#### [Dataset rows]
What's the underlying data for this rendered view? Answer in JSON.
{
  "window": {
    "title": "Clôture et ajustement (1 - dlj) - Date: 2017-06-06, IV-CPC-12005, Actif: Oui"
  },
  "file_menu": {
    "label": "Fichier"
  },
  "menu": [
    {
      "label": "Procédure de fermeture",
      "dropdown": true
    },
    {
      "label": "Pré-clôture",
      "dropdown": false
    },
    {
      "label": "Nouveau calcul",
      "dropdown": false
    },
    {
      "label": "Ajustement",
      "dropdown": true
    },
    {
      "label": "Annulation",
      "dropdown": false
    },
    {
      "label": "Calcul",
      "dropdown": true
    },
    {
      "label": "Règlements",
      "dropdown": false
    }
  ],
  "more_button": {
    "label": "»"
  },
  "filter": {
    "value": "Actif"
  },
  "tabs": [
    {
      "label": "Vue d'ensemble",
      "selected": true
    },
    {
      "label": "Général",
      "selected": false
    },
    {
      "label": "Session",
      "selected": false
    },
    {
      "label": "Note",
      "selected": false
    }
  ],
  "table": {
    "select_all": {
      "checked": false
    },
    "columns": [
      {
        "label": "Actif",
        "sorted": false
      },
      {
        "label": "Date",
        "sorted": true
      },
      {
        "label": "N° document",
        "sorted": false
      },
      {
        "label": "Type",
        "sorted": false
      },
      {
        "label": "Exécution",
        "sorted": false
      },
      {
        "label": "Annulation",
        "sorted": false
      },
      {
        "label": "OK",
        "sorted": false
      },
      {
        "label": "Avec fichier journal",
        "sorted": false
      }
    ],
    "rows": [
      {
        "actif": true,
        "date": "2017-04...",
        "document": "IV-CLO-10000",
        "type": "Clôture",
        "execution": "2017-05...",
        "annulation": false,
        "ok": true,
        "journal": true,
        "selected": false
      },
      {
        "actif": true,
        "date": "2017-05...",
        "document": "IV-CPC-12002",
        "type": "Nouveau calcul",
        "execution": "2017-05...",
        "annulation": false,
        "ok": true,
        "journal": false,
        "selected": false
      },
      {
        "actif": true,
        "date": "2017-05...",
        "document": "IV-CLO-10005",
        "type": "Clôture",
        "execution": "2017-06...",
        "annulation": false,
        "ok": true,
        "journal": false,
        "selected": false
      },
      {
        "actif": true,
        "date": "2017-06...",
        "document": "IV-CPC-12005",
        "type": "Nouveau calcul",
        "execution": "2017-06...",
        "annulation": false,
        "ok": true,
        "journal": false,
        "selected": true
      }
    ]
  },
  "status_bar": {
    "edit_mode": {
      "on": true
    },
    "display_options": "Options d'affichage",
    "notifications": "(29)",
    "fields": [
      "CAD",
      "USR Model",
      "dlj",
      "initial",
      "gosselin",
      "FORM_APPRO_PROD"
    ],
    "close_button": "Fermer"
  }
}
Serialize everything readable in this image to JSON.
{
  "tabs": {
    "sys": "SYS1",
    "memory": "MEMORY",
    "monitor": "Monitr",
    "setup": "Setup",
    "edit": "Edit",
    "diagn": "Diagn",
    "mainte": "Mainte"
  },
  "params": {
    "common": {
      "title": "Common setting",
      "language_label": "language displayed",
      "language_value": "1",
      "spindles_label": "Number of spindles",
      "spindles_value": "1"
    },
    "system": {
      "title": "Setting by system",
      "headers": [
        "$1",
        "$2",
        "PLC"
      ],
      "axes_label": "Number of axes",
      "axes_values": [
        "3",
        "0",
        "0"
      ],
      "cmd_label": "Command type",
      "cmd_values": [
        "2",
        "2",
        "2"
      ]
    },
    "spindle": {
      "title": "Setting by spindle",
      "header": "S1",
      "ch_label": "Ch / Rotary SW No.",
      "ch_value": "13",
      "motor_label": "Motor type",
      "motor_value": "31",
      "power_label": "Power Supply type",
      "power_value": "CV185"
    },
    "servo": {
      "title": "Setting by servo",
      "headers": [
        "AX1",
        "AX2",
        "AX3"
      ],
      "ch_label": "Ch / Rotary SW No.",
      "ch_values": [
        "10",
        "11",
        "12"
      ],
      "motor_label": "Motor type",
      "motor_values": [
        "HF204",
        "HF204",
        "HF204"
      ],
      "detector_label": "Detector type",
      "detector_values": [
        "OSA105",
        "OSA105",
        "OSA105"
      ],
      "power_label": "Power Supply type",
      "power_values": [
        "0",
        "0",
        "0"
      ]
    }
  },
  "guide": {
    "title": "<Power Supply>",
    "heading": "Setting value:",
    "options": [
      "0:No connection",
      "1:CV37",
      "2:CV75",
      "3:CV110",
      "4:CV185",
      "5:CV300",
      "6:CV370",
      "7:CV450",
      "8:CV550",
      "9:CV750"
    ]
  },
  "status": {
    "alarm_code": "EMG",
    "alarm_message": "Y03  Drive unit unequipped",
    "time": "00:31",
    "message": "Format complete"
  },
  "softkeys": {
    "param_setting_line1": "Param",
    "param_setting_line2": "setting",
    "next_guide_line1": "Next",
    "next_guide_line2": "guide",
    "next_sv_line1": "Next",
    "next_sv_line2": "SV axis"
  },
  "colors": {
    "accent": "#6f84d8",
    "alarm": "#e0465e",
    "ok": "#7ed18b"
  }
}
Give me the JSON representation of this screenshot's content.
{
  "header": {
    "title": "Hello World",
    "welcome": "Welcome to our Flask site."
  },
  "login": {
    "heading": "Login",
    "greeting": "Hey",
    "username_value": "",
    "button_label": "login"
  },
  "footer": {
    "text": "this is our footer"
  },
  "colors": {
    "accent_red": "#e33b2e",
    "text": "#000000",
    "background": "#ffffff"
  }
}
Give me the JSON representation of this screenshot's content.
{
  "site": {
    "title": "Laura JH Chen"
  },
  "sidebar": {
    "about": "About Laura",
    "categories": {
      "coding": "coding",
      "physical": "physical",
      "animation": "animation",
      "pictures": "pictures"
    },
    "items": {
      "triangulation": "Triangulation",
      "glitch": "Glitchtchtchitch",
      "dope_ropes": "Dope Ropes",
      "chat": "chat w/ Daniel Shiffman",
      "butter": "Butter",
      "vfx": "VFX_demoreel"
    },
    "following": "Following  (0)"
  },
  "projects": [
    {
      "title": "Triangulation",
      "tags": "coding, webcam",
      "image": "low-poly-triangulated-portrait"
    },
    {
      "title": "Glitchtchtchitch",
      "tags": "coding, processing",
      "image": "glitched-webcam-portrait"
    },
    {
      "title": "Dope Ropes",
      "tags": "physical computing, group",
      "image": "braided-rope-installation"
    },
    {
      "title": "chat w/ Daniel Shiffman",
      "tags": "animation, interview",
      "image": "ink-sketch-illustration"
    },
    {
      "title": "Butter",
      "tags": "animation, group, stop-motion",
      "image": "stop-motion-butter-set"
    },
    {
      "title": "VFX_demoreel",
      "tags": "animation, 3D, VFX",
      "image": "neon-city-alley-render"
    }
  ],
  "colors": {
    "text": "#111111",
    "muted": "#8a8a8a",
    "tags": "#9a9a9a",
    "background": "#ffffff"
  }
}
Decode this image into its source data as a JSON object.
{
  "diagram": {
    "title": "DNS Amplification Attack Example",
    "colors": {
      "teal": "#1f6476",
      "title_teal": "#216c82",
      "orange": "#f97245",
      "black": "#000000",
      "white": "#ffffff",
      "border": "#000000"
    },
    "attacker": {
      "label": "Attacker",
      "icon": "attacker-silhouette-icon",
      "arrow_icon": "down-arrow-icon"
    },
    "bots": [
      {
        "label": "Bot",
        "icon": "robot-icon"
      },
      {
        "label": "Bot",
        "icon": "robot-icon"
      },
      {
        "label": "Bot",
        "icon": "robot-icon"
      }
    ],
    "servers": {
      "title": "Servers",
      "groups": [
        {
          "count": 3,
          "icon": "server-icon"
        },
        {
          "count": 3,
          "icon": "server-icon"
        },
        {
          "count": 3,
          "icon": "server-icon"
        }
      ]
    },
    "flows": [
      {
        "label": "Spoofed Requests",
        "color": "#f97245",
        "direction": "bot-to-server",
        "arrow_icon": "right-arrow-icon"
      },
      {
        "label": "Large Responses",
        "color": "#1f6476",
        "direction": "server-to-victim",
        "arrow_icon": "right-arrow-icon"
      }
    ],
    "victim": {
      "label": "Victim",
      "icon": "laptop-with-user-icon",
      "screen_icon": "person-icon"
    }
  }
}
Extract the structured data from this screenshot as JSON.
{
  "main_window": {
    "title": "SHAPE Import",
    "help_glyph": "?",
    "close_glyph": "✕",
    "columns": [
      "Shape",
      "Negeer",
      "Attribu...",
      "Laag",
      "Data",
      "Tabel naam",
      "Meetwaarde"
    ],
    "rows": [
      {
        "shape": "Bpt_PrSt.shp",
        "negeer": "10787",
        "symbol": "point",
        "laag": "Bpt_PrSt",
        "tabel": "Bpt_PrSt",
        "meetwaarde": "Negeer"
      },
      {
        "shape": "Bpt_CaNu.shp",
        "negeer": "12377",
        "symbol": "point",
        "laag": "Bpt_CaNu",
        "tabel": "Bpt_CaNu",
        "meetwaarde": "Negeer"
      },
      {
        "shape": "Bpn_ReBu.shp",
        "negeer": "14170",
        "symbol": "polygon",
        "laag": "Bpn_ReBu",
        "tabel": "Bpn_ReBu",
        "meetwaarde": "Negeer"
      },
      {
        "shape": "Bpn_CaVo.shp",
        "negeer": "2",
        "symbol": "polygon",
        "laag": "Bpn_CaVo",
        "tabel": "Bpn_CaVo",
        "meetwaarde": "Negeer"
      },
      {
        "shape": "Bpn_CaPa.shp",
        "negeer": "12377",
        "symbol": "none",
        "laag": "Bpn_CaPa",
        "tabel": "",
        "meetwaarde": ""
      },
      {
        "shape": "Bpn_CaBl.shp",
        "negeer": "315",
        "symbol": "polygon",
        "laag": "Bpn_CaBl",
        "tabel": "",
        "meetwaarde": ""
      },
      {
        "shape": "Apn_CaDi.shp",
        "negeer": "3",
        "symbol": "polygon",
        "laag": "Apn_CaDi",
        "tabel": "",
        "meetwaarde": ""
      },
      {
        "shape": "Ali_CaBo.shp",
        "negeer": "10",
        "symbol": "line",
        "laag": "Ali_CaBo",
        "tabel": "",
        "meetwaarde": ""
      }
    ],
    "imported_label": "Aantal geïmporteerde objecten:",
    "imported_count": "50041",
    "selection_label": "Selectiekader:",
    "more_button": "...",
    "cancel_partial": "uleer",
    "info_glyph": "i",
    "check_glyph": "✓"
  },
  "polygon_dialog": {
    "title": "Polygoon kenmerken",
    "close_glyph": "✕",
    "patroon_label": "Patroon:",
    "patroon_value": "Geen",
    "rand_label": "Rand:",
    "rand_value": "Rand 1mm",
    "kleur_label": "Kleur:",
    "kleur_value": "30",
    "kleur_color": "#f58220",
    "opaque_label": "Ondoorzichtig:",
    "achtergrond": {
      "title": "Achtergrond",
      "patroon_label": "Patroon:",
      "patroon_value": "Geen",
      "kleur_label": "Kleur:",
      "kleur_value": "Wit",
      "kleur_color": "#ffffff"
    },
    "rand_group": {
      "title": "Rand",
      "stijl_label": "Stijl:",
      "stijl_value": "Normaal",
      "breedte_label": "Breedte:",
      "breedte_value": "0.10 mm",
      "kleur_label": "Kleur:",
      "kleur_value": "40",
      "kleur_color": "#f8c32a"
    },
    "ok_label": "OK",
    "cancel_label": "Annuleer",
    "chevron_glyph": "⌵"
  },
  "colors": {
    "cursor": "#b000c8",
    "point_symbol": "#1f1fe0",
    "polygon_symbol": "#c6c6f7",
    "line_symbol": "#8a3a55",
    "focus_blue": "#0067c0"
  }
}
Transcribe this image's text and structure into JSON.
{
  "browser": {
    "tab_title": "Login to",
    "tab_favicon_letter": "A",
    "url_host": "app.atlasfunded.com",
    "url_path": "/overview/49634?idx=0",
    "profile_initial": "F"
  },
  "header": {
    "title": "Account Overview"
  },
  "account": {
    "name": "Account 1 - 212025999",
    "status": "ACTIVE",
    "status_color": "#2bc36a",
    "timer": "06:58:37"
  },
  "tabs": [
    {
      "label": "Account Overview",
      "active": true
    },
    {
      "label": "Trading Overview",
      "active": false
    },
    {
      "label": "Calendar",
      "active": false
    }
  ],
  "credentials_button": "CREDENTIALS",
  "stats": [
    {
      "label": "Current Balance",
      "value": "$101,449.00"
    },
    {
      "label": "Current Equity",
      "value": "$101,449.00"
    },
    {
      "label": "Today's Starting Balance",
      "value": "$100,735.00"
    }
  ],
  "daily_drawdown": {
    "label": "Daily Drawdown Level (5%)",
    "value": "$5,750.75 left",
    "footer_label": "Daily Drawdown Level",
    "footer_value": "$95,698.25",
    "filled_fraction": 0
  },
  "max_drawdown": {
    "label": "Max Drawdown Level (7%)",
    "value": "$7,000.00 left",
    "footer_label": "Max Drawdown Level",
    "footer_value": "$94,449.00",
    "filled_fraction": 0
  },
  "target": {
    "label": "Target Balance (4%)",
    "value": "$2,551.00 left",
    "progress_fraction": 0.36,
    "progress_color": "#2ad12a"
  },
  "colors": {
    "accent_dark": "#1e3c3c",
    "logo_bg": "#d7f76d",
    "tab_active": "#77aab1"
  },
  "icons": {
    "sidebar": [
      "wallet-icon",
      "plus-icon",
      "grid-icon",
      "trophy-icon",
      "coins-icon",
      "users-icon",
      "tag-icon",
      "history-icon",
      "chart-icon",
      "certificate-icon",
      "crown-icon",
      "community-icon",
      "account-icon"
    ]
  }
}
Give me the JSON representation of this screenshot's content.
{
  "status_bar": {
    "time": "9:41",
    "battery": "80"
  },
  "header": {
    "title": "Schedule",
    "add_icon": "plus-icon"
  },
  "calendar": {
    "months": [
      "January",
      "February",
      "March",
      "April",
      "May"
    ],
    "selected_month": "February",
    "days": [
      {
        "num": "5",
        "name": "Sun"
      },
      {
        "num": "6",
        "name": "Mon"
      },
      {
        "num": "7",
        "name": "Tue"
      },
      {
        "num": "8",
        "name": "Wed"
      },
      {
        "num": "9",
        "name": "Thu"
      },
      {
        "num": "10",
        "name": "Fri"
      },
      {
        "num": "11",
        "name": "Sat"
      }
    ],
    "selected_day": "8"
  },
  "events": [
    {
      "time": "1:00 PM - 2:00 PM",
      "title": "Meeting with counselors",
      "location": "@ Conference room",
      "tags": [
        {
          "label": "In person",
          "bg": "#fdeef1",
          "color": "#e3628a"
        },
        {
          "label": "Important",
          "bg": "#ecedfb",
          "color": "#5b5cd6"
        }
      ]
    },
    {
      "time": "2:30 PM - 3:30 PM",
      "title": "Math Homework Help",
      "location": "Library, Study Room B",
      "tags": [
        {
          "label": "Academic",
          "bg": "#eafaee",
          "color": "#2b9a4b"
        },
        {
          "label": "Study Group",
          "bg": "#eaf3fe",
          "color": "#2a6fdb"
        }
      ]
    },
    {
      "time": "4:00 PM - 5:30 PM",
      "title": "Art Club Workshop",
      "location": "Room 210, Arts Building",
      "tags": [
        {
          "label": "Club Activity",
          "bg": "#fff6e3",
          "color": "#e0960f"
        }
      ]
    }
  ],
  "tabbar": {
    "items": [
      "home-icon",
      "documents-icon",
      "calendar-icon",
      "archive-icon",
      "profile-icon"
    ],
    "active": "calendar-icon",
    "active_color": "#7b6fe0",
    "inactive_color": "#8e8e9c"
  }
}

#### [Directive]
Say how many lines in the listing above include "with". Give nothing but the number.

#### [Written reply]
2